TASK OBJECTIVE - List the lines of this listing that hold the word "name".
^^^^^^^^^^^^^^^^
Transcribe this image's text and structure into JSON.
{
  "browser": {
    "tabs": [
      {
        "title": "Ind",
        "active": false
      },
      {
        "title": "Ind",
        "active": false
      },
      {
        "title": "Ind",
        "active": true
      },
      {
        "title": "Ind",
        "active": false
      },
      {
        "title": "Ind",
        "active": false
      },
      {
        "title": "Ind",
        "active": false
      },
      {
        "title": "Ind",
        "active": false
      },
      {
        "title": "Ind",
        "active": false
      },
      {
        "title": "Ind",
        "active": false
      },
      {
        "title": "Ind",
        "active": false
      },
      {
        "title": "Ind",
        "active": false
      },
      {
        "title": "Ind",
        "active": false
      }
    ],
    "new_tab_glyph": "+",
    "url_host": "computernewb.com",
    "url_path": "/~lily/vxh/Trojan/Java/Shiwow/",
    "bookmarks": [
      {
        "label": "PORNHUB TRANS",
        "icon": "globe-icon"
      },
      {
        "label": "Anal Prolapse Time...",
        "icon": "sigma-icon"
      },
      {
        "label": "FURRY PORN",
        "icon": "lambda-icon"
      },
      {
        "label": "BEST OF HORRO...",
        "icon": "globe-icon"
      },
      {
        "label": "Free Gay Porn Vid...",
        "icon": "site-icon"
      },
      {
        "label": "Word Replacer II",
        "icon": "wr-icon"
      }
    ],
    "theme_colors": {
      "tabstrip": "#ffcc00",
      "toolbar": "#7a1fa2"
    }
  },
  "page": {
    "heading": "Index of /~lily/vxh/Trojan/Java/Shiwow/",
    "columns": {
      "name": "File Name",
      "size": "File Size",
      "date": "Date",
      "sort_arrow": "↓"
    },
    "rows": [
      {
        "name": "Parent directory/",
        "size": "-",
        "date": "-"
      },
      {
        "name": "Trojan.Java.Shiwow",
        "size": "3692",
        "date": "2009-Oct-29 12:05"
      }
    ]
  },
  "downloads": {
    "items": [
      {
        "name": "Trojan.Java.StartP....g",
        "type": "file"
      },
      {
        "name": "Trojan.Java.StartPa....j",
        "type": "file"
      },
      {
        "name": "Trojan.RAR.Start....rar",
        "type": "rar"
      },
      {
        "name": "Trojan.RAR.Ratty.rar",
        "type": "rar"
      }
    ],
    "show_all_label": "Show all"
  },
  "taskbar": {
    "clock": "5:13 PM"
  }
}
^^^^^^^^^^^^^^^^
SOLUTION -
      "name": "File Name",
        "name": "Parent directory/",
        "name": "Trojan.Java.Shiwow",
        "name": "Trojan.Java.StartP....g",
        "name": "Trojan.Java.StartPa....j",
        "name": "Trojan.RAR.Start....rar",
        "name": "Trojan.RAR.Ratty.rar",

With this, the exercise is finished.